◆ **Task prompt**: Restate each line of the listing exactly, without carrying over any pictures.

◆ **Exercise material**:
.....
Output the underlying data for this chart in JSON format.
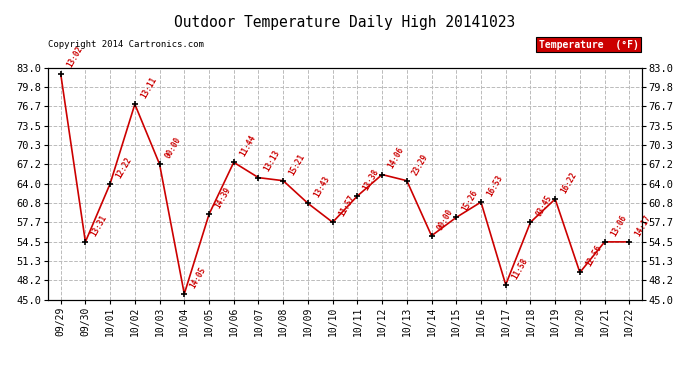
{
  "title": "Outdoor Temperature Daily High 20141023",
  "copyright_text": "Copyright 2014 Cartronics.com",
  "legend_label": "Temperature  (°F)",
  "dates": [
    "09/29",
    "09/30",
    "10/01",
    "10/02",
    "10/03",
    "10/04",
    "10/05",
    "10/06",
    "10/07",
    "10/08",
    "10/09",
    "10/10",
    "10/11",
    "10/12",
    "10/13",
    "10/14",
    "10/15",
    "10/16",
    "10/17",
    "10/18",
    "10/19",
    "10/20",
    "10/21",
    "10/22"
  ],
  "temperatures": [
    82.0,
    54.5,
    64.0,
    77.0,
    67.2,
    46.0,
    59.0,
    67.5,
    65.0,
    64.5,
    60.8,
    57.7,
    62.0,
    65.5,
    64.5,
    55.5,
    58.5,
    61.0,
    47.5,
    57.7,
    61.5,
    49.5,
    54.5,
    54.5
  ],
  "time_labels": [
    "13:02",
    "13:31",
    "12:22",
    "13:11",
    "00:00",
    "14:05",
    "14:39",
    "11:44",
    "13:13",
    "15:21",
    "13:43",
    "11:57",
    "13:38",
    "14:06",
    "23:29",
    "00:00",
    "15:26",
    "16:53",
    "11:58",
    "03:45",
    "16:22",
    "12:56",
    "13:06",
    "14:17"
  ],
  "ylim": [
    45.0,
    83.0
  ],
  "yticks": [
    45.0,
    48.2,
    51.3,
    54.5,
    57.7,
    60.8,
    64.0,
    67.2,
    70.3,
    73.5,
    76.7,
    79.8,
    83.0
  ],
  "line_color": "#cc0000",
  "marker_color": "#000000",
  "label_color": "#cc0000",
  "bg_color": "#ffffff",
  "grid_color": "#bbbbbb",
  "title_color": "#000000",
  "legend_bg": "#cc0000",
  "legend_text_color": "#ffffff",
  "figsize": [
    6.9,
    3.75
  ],
  "dpi": 100
}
.....
◆ **Output for this task**:
Output the underlying data for this chart in JSON format.
{
  "title": "Outdoor Temperature Daily High 20141023",
  "copyright_text": "Copyright 2014 Cartronics.com",
  "legend_label": "Temperature  (°F)",
  "dates": [
    "09/29",
    "09/30",
    "10/01",
    "10/02",
    "10/03",
    "10/04",
    "10/05",
    "10/06",
    "10/07",
    "10/08",
    "10/09",
    "10/10",
    "10/11",
    "10/12",
    "10/13",
    "10/14",
    "10/15",
    "10/16",
    "10/17",
    "10/18",
    "10/19",
    "10/20",
    "10/21",
    "10/22"
  ],
  "temperatures": [
    82.0,
    54.5,
    64.0,
    77.0,
    67.2,
    46.0,
    59.0,
    67.5,
    65.0,
    64.5,
    60.8,
    57.7,
    62.0,
    65.5,
    64.5,
    55.5,
    58.5,
    61.0,
    47.5,
    57.7,
    61.5,
    49.5,
    54.5,
    54.5
  ],
  "time_labels": [
    "13:02",
    "13:31",
    "12:22",
    "13:11",
    "00:00",
    "14:05",
    "14:39",
    "11:44",
    "13:13",
    "15:21",
    "13:43",
    "11:57",
    "13:38",
    "14:06",
    "23:29",
    "00:00",
    "15:26",
    "16:53",
    "11:58",
    "03:45",
    "16:22",
    "12:56",
    "13:06",
    "14:17"
  ],
  "ylim": [
    45.0,
    83.0
  ],
  "yticks": [
    45.0,
    48.2,
    51.3,
    54.5,
    57.7,
    60.8,
    64.0,
    67.2,
    70.3,
    73.5,
    76.7,
    79.8,
    83.0
  ],
  "line_color": "#cc0000",
  "marker_color": "#000000",
  "label_color": "#cc0000",
  "bg_color": "#ffffff",
  "grid_color": "#bbbbbb",
  "title_color": "#000000",
  "legend_bg": "#cc0000",
  "legend_text_color": "#ffffff",
  "figsize": [
    6.9,
    3.75
  ],
  "dpi": 100
}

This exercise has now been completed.